■ **Instructions for the task**:
Leave out the pictures and copy everything else below exactly.

■ **Working data**:

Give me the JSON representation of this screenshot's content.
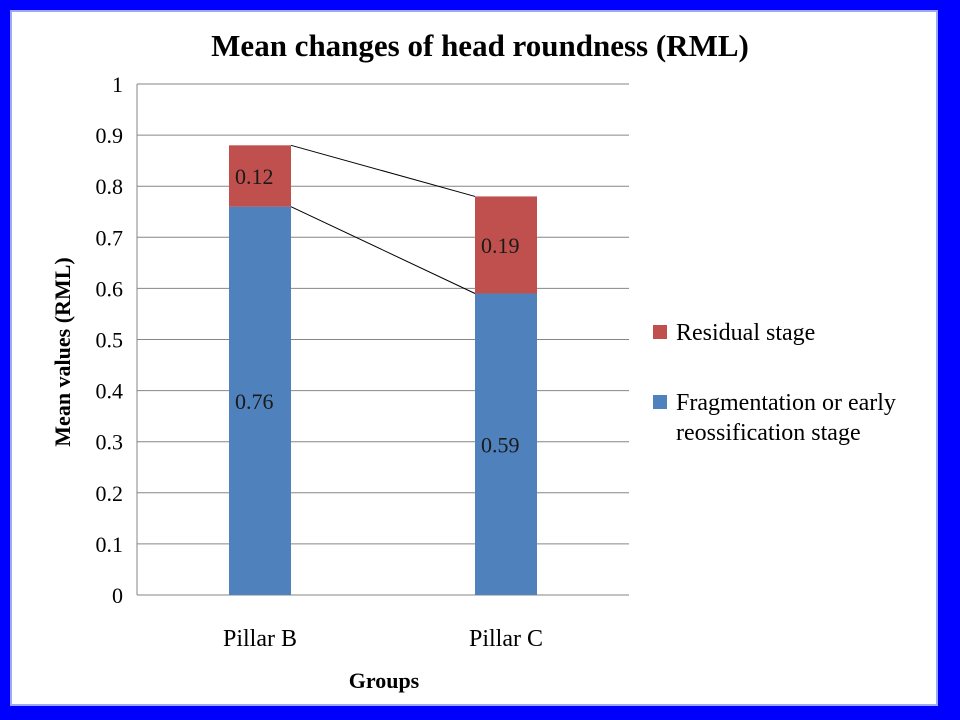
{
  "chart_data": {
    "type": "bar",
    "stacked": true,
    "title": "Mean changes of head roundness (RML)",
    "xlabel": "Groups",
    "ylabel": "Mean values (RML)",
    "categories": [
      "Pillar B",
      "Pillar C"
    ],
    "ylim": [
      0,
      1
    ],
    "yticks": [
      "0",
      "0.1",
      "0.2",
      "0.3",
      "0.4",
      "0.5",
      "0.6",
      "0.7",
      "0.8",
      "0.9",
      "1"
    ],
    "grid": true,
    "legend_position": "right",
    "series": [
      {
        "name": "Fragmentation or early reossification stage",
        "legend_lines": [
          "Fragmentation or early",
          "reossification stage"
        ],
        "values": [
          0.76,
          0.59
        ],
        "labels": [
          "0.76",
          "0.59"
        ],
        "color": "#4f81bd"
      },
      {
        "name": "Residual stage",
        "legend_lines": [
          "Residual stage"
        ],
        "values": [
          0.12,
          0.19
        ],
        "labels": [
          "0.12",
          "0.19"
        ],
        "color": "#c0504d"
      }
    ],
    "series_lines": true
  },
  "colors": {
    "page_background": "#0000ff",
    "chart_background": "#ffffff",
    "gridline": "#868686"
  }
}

■ **Task response**:
Give me the JSON representation of this screenshot's content.
{
  "chart_data": {
    "type": "bar",
    "stacked": true,
    "title": "Mean changes of head roundness (RML)",
    "xlabel": "Groups",
    "ylabel": "Mean values (RML)",
    "categories": [
      "Pillar B",
      "Pillar C"
    ],
    "ylim": [
      0,
      1
    ],
    "yticks": [
      "0",
      "0.1",
      "0.2",
      "0.3",
      "0.4",
      "0.5",
      "0.6",
      "0.7",
      "0.8",
      "0.9",
      "1"
    ],
    "grid": true,
    "legend_position": "right",
    "series": [
      {
        "name": "Fragmentation or early reossification stage",
        "legend_lines": [
          "Fragmentation or early",
          "reossification stage"
        ],
        "values": [
          0.76,
          0.59
        ],
        "labels": [
          "0.76",
          "0.59"
        ],
        "color": "#4f81bd"
      },
      {
        "name": "Residual stage",
        "legend_lines": [
          "Residual stage"
        ],
        "values": [
          0.12,
          0.19
        ],
        "labels": [
          "0.12",
          "0.19"
        ],
        "color": "#c0504d"
      }
    ],
    "series_lines": true
  },
  "colors": {
    "page_background": "#0000ff",
    "chart_background": "#ffffff",
    "gridline": "#868686"
  }
}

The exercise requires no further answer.